## Start Dataset records

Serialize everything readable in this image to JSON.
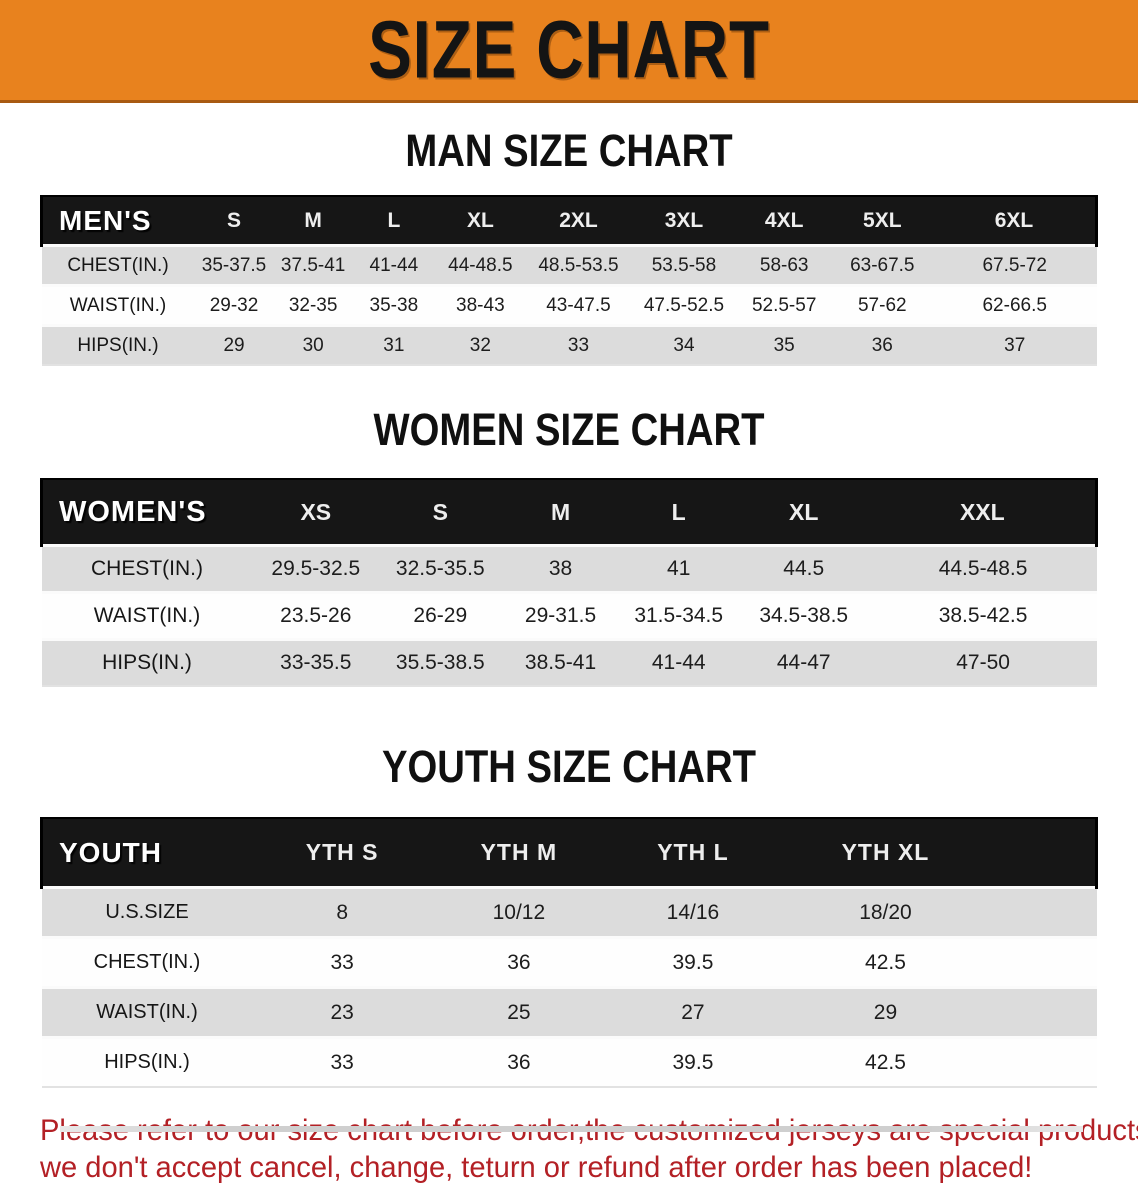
{
  "banner": {
    "title": "SIZE CHART",
    "bg_color": "#E8821E",
    "edge_color": "#A85A12",
    "text_color": "#141414"
  },
  "colors": {
    "header_bar": "#161616",
    "row_shaded": "#DCDCDC",
    "disclaimer_red": "#B32025"
  },
  "sections": {
    "men": {
      "heading": "MAN SIZE CHART",
      "corner": "MEN'S",
      "columns": [
        "S",
        "M",
        "L",
        "XL",
        "2XL",
        "3XL",
        "4XL",
        "5XL",
        "6XL"
      ],
      "rows": [
        {
          "label": "CHEST(IN.)",
          "values": [
            "35-37.5",
            "37.5-41",
            "41-44",
            "44-48.5",
            "48.5-53.5",
            "53.5-58",
            "58-63",
            "63-67.5",
            "67.5-72"
          ]
        },
        {
          "label": "WAIST(IN.)",
          "values": [
            "29-32",
            "32-35",
            "35-38",
            "38-43",
            "43-47.5",
            "47.5-52.5",
            "52.5-57",
            "57-62",
            "62-66.5"
          ]
        },
        {
          "label": "HIPS(IN.)",
          "values": [
            "29",
            "30",
            "31",
            "32",
            "33",
            "34",
            "35",
            "36",
            "37"
          ]
        }
      ]
    },
    "women": {
      "heading": "WOMEN SIZE CHART",
      "corner": "WOMEN'S",
      "columns": [
        "XS",
        "S",
        "M",
        "L",
        "XL",
        "XXL"
      ],
      "rows": [
        {
          "label": "CHEST(IN.)",
          "values": [
            "29.5-32.5",
            "32.5-35.5",
            "38",
            "41",
            "44.5",
            "44.5-48.5"
          ]
        },
        {
          "label": "WAIST(IN.)",
          "values": [
            "23.5-26",
            "26-29",
            "29-31.5",
            "31.5-34.5",
            "34.5-38.5",
            "38.5-42.5"
          ]
        },
        {
          "label": "HIPS(IN.)",
          "values": [
            "33-35.5",
            "35.5-38.5",
            "38.5-41",
            "41-44",
            "44-47",
            "47-50"
          ]
        }
      ]
    },
    "youth": {
      "heading": "YOUTH SIZE CHART",
      "corner": "YOUTH",
      "columns": [
        "YTH S",
        "YTH M",
        "YTH L",
        "YTH XL"
      ],
      "rows": [
        {
          "label": "U.S.SIZE",
          "values": [
            "8",
            "10/12",
            "14/16",
            "18/20"
          ]
        },
        {
          "label": "CHEST(IN.)",
          "values": [
            "33",
            "36",
            "39.5",
            "42.5"
          ]
        },
        {
          "label": "WAIST(IN.)",
          "values": [
            "23",
            "25",
            "27",
            "29"
          ]
        },
        {
          "label": "HIPS(IN.)",
          "values": [
            "33",
            "36",
            "39.5",
            "42.5"
          ]
        }
      ]
    }
  },
  "disclaimer": {
    "line1": "Please refer to our size chart before order,the customized jerseys are special products,",
    "line2": "we don't accept cancel, change, teturn or refund after order has been placed!"
  }
}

## End Dataset records

▶ _Given problem_
Leave images out of the retyped records; keep all else exact.

▶ _The answer_
Serialize everything readable in this image to JSON.
{
  "banner": {
    "title": "SIZE CHART",
    "bg_color": "#E8821E",
    "edge_color": "#A85A12",
    "text_color": "#141414"
  },
  "colors": {
    "header_bar": "#161616",
    "row_shaded": "#DCDCDC",
    "disclaimer_red": "#B32025"
  },
  "sections": {
    "men": {
      "heading": "MAN SIZE CHART",
      "corner": "MEN'S",
      "columns": [
        "S",
        "M",
        "L",
        "XL",
        "2XL",
        "3XL",
        "4XL",
        "5XL",
        "6XL"
      ],
      "rows": [
        {
          "label": "CHEST(IN.)",
          "values": [
            "35-37.5",
            "37.5-41",
            "41-44",
            "44-48.5",
            "48.5-53.5",
            "53.5-58",
            "58-63",
            "63-67.5",
            "67.5-72"
          ]
        },
        {
          "label": "WAIST(IN.)",
          "values": [
            "29-32",
            "32-35",
            "35-38",
            "38-43",
            "43-47.5",
            "47.5-52.5",
            "52.5-57",
            "57-62",
            "62-66.5"
          ]
        },
        {
          "label": "HIPS(IN.)",
          "values": [
            "29",
            "30",
            "31",
            "32",
            "33",
            "34",
            "35",
            "36",
            "37"
          ]
        }
      ]
    },
    "women": {
      "heading": "WOMEN SIZE CHART",
      "corner": "WOMEN'S",
      "columns": [
        "XS",
        "S",
        "M",
        "L",
        "XL",
        "XXL"
      ],
      "rows": [
        {
          "label": "CHEST(IN.)",
          "values": [
            "29.5-32.5",
            "32.5-35.5",
            "38",
            "41",
            "44.5",
            "44.5-48.5"
          ]
        },
        {
          "label": "WAIST(IN.)",
          "values": [
            "23.5-26",
            "26-29",
            "29-31.5",
            "31.5-34.5",
            "34.5-38.5",
            "38.5-42.5"
          ]
        },
        {
          "label": "HIPS(IN.)",
          "values": [
            "33-35.5",
            "35.5-38.5",
            "38.5-41",
            "41-44",
            "44-47",
            "47-50"
          ]
        }
      ]
    },
    "youth": {
      "heading": "YOUTH SIZE CHART",
      "corner": "YOUTH",
      "columns": [
        "YTH S",
        "YTH M",
        "YTH L",
        "YTH XL"
      ],
      "rows": [
        {
          "label": "U.S.SIZE",
          "values": [
            "8",
            "10/12",
            "14/16",
            "18/20"
          ]
        },
        {
          "label": "CHEST(IN.)",
          "values": [
            "33",
            "36",
            "39.5",
            "42.5"
          ]
        },
        {
          "label": "WAIST(IN.)",
          "values": [
            "23",
            "25",
            "27",
            "29"
          ]
        },
        {
          "label": "HIPS(IN.)",
          "values": [
            "33",
            "36",
            "39.5",
            "42.5"
          ]
        }
      ]
    }
  },
  "disclaimer": {
    "line1": "Please refer to our size chart before order,the customized jerseys are special products,",
    "line2": "we don't accept cancel, change, teturn or refund after order has been placed!"
  }
}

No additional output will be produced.